* Input records:

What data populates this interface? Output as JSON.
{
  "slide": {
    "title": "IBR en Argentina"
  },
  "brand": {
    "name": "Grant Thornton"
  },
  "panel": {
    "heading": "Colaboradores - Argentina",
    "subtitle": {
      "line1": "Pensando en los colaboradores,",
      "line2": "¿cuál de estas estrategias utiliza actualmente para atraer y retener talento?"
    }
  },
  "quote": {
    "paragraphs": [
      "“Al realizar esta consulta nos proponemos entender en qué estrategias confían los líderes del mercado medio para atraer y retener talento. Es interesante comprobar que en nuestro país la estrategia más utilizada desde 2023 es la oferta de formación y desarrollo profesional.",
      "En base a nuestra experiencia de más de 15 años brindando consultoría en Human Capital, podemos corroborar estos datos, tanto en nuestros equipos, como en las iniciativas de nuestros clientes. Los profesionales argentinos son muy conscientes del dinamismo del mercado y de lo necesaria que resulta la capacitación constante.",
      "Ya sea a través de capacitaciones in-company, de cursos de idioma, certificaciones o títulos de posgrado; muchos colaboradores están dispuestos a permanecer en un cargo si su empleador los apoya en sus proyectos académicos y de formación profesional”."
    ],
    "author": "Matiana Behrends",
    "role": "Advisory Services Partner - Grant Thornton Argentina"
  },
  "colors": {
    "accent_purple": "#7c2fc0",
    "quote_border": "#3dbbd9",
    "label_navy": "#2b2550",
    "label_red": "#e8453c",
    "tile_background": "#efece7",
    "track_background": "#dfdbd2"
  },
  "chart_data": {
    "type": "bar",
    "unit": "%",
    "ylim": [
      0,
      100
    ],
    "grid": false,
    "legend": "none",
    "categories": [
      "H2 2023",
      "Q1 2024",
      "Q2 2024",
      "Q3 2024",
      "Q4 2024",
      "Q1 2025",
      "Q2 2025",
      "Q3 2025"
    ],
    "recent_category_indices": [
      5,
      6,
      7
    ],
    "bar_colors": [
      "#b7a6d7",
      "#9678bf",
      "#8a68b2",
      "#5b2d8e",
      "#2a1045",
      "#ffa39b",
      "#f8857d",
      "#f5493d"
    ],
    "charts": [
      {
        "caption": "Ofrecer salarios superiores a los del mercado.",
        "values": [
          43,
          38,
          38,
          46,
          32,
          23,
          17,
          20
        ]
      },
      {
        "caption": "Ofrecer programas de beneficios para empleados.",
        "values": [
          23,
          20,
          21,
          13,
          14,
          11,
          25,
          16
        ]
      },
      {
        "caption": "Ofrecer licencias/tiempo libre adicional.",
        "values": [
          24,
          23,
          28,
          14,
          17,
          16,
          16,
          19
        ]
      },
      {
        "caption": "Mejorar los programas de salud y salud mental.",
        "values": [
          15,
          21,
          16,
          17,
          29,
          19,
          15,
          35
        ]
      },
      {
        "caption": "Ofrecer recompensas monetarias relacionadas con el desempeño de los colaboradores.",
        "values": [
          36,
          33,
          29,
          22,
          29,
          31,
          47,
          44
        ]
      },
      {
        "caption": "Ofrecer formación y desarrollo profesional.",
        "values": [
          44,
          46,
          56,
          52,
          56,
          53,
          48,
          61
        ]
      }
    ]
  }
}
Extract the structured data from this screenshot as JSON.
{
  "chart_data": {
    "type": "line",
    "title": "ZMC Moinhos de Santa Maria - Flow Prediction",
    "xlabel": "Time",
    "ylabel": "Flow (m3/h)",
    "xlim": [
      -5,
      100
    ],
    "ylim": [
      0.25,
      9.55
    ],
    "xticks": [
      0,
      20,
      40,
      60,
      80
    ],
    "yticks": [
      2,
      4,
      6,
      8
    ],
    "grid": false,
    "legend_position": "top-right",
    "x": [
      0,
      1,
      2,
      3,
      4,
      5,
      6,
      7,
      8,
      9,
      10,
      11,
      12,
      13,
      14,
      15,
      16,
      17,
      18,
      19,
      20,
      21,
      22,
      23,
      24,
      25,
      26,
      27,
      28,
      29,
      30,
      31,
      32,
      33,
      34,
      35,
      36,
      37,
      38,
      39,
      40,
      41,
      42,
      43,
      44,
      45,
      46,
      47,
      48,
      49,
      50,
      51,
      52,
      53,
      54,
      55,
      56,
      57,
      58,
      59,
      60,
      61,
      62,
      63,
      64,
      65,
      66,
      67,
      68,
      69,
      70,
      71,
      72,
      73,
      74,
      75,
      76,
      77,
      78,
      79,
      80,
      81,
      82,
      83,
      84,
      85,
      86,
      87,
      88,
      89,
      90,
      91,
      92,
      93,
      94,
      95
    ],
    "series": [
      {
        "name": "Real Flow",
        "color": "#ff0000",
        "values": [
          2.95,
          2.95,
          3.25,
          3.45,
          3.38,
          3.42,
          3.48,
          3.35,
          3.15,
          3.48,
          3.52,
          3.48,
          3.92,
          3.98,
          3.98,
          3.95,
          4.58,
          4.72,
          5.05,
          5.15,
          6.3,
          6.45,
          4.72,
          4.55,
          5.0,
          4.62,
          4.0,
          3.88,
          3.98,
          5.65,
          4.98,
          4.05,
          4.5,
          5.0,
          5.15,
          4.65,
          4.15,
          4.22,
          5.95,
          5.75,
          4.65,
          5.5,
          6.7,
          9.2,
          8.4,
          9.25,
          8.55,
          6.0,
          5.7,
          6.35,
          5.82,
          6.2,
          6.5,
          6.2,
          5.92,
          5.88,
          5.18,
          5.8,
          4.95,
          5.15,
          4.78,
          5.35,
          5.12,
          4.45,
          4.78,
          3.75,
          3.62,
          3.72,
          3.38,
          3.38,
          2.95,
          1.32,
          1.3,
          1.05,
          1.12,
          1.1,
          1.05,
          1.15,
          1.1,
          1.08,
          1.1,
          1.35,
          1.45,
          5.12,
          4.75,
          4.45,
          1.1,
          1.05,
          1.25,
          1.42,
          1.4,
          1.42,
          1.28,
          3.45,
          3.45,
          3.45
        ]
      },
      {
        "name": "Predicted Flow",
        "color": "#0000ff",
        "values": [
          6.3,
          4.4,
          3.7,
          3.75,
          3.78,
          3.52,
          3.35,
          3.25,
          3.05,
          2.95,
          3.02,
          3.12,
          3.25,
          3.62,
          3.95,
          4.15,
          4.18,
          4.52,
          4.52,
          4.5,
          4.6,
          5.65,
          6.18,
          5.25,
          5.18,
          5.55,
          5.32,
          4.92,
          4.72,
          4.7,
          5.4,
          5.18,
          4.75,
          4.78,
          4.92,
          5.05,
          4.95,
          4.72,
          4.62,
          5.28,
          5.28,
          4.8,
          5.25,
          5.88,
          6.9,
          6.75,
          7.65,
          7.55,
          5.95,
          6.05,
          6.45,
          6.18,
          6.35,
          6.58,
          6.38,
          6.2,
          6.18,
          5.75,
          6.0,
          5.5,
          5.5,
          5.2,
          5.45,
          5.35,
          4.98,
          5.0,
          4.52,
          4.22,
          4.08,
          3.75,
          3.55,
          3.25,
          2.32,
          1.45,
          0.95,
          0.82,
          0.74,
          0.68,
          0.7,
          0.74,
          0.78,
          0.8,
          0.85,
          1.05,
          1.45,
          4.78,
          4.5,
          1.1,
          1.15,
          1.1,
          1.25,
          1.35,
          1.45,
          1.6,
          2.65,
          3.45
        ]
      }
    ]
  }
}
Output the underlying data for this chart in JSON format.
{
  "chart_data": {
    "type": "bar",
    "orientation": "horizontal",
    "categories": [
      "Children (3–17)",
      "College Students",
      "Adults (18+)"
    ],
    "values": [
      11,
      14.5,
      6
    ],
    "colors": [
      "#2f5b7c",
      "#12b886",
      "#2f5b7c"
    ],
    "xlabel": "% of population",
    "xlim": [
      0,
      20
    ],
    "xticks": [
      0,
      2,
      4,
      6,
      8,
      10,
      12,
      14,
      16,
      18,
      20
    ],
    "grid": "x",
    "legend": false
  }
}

* What is expected:
Every line from the one containing "Output the underlying" through the end of the data must be repeated exactly, and no other line.

* Task output:
Output the underlying data for this chart in JSON format.
{
  "chart_data": {
    "type": "bar",
    "orientation": "horizontal",
    "categories": [
      "Children (3–17)",
      "College Students",
      "Adults (18+)"
    ],
    "values": [
      11,
      14.5,
      6
    ],
    "colors": [
      "#2f5b7c",
      "#12b886",
      "#2f5b7c"
    ],
    "xlabel": "% of population",
    "xlim": [
      0,
      20
    ],
    "xticks": [
      0,
      2,
      4,
      6,
      8,
      10,
      12,
      14,
      16,
      18,
      20
    ],
    "grid": "x",
    "legend": false
  }
}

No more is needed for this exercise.